[Saved data entries]
:::

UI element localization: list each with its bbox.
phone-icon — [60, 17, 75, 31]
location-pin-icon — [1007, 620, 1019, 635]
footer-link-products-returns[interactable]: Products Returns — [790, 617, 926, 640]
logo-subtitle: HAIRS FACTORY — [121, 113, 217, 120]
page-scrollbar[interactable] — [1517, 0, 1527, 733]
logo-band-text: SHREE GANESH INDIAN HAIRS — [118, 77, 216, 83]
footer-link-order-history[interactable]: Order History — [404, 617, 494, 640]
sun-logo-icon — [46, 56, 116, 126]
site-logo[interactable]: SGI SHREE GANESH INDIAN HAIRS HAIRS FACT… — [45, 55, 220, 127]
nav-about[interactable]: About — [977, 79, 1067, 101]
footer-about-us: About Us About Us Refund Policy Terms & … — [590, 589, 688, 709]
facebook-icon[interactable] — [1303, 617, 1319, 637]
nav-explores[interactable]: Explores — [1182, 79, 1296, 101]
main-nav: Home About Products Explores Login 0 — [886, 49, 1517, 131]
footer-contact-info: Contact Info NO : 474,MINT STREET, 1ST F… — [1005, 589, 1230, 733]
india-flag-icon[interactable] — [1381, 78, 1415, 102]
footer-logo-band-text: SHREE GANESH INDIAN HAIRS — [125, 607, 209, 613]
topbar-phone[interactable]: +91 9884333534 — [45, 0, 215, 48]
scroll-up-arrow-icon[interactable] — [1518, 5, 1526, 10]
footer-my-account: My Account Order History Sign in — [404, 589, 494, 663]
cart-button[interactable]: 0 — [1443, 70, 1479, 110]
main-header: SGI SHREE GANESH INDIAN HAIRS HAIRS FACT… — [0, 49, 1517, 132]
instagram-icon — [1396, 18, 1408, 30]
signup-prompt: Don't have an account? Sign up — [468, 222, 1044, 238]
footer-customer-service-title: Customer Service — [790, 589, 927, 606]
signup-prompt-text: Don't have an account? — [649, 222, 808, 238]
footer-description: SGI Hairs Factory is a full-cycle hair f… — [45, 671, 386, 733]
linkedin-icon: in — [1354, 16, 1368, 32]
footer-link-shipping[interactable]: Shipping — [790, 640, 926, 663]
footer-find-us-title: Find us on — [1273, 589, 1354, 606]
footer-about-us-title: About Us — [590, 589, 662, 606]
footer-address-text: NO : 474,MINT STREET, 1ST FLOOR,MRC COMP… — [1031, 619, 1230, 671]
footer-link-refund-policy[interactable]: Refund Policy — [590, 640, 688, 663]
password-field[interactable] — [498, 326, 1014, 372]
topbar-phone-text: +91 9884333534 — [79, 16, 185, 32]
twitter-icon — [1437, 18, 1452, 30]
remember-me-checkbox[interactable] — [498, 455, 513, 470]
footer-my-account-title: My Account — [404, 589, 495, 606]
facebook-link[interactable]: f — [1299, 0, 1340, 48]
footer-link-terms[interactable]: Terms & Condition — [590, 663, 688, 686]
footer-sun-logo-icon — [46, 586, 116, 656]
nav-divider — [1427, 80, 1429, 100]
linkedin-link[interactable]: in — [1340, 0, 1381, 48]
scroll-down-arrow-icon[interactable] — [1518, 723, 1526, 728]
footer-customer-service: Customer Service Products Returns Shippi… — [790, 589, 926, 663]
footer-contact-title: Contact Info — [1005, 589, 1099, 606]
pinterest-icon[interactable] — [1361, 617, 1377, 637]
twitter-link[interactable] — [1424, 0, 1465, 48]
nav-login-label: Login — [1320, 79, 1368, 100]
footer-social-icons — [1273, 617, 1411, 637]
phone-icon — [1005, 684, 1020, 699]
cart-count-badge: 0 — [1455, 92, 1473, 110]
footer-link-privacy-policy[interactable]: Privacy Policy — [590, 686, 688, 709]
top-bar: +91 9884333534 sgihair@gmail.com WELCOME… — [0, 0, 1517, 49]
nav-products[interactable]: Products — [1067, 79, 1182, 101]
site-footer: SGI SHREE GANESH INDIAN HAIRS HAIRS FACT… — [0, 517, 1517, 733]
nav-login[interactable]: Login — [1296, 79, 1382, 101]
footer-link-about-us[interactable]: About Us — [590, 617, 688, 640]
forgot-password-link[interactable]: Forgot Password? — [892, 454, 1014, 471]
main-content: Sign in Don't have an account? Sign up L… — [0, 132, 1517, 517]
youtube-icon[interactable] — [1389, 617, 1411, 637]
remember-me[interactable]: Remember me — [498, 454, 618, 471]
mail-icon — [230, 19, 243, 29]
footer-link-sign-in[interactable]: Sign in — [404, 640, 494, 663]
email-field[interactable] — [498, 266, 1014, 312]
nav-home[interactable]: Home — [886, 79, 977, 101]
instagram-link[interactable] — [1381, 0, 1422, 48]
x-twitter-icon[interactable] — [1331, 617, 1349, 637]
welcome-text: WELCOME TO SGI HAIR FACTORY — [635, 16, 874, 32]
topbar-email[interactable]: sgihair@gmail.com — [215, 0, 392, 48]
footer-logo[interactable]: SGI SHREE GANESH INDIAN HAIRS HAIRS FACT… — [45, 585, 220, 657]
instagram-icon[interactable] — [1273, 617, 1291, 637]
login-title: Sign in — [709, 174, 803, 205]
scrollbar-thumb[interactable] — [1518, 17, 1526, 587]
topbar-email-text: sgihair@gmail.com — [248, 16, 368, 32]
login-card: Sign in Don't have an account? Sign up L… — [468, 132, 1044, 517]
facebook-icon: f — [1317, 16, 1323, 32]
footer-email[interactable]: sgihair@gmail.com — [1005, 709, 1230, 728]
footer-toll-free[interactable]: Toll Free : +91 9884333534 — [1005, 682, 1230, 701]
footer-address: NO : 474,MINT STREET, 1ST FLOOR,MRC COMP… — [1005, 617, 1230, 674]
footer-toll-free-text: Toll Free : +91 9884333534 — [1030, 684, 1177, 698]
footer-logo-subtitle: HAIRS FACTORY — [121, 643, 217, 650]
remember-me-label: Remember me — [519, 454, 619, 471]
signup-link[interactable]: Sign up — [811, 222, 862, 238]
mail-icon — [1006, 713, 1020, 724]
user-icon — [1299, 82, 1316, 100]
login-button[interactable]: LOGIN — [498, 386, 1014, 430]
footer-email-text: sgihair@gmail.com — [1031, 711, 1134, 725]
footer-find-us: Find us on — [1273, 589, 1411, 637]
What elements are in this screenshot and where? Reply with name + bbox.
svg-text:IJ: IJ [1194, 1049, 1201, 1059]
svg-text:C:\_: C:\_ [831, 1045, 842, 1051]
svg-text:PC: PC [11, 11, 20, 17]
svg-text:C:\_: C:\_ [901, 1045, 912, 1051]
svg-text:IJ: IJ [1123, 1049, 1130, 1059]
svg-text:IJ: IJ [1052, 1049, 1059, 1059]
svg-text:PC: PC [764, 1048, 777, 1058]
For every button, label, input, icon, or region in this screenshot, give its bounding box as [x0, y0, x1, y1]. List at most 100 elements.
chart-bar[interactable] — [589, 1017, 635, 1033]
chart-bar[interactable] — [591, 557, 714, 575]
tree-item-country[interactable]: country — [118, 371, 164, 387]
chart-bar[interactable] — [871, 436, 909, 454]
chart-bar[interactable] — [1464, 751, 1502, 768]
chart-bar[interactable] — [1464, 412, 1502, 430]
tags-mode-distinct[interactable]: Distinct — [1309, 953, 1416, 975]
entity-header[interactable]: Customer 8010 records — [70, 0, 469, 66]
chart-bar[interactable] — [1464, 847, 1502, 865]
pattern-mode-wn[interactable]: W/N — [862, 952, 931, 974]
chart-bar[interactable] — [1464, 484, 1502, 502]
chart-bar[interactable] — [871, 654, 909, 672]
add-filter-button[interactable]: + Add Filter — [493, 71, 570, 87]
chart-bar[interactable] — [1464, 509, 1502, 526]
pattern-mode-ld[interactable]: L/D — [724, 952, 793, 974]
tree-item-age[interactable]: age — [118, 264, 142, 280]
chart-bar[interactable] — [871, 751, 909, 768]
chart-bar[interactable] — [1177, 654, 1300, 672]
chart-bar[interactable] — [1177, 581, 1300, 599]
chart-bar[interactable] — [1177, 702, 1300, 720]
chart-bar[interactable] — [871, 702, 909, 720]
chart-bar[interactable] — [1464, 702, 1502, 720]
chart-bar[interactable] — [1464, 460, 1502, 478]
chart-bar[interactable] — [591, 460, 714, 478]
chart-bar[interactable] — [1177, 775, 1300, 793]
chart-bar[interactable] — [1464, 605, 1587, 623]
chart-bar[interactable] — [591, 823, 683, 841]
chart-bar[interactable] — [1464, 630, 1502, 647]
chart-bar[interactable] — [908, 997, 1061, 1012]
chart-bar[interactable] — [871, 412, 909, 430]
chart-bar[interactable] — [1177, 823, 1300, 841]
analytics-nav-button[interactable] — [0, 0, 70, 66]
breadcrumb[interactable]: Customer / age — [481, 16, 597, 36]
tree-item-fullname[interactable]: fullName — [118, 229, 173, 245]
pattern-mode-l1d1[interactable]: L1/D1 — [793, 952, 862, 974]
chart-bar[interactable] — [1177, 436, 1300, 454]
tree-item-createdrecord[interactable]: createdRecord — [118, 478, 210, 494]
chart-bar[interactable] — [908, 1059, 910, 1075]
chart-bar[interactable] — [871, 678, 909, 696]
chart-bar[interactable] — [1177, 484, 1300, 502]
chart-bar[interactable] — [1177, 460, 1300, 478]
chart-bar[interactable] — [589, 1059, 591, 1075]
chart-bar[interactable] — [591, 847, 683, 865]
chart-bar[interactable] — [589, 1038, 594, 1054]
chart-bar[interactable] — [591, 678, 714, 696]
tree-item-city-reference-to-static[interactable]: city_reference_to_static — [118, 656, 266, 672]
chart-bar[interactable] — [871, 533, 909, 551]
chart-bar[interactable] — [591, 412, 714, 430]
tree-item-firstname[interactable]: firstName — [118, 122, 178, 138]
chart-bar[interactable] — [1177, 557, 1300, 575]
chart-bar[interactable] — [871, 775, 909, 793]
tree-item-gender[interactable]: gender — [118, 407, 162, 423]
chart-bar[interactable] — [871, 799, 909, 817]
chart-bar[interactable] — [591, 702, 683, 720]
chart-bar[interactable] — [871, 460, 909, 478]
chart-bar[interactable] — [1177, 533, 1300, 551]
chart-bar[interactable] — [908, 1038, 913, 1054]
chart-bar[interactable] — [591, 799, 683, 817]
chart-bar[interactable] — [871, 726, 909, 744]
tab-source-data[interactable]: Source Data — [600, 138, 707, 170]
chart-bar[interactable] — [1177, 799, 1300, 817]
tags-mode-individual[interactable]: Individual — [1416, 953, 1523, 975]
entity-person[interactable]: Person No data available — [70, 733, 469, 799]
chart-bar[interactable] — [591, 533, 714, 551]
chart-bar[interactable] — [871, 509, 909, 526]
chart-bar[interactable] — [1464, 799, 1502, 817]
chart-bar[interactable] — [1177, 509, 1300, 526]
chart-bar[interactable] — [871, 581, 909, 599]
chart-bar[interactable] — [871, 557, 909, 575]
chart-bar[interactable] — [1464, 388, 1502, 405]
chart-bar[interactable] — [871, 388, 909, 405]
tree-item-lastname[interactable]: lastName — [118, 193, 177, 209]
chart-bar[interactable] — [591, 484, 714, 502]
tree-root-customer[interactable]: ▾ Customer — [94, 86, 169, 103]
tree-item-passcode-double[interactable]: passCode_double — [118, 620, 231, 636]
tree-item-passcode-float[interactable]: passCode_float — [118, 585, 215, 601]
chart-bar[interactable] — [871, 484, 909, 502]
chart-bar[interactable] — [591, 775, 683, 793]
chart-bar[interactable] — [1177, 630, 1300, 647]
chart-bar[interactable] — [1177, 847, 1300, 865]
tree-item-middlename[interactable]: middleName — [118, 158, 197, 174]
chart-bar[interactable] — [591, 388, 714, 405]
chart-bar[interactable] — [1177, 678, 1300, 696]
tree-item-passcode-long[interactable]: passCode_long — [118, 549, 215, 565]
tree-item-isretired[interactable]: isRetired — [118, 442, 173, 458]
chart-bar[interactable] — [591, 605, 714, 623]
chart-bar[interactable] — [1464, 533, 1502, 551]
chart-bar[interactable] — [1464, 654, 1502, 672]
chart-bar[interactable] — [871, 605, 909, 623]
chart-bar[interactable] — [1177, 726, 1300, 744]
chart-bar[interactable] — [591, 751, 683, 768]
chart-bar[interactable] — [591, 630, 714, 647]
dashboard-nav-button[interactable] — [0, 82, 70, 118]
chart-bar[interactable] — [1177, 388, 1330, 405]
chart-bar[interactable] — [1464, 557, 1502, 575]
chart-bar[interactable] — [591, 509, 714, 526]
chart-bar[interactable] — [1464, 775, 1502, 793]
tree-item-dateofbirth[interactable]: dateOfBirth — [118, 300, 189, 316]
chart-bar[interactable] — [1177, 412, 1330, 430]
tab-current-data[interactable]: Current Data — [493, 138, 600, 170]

:::

● Do this:
Quote the records word for word, starting at their first line and ending at the line that contains "india-flag-icon[interactable] — [1381, 78, 1415, 102]", including both of those lines.

● Full answer:
UI element localization: list each with its bbox.
phone-icon — [60, 17, 75, 31]
location-pin-icon — [1007, 620, 1019, 635]
footer-link-products-returns[interactable]: Products Returns — [790, 617, 926, 640]
logo-subtitle: HAIRS FACTORY — [121, 113, 217, 120]
page-scrollbar[interactable] — [1517, 0, 1527, 733]
logo-band-text: SHREE GANESH INDIAN HAIRS — [118, 77, 216, 83]
footer-link-order-history[interactable]: Order History — [404, 617, 494, 640]
sun-logo-icon — [46, 56, 116, 126]
site-logo[interactable]: SGI SHREE GANESH INDIAN HAIRS HAIRS FACT… — [45, 55, 220, 127]
nav-about[interactable]: About — [977, 79, 1067, 101]
footer-about-us: About Us About Us Refund Policy Terms & … — [590, 589, 688, 709]
facebook-icon[interactable] — [1303, 617, 1319, 637]
nav-explores[interactable]: Explores — [1182, 79, 1296, 101]
main-nav: Home About Products Explores Login 0 — [886, 49, 1517, 131]
footer-contact-info: Contact Info NO : 474,MINT STREET, 1ST F… — [1005, 589, 1230, 733]
india-flag-icon[interactable] — [1381, 78, 1415, 102]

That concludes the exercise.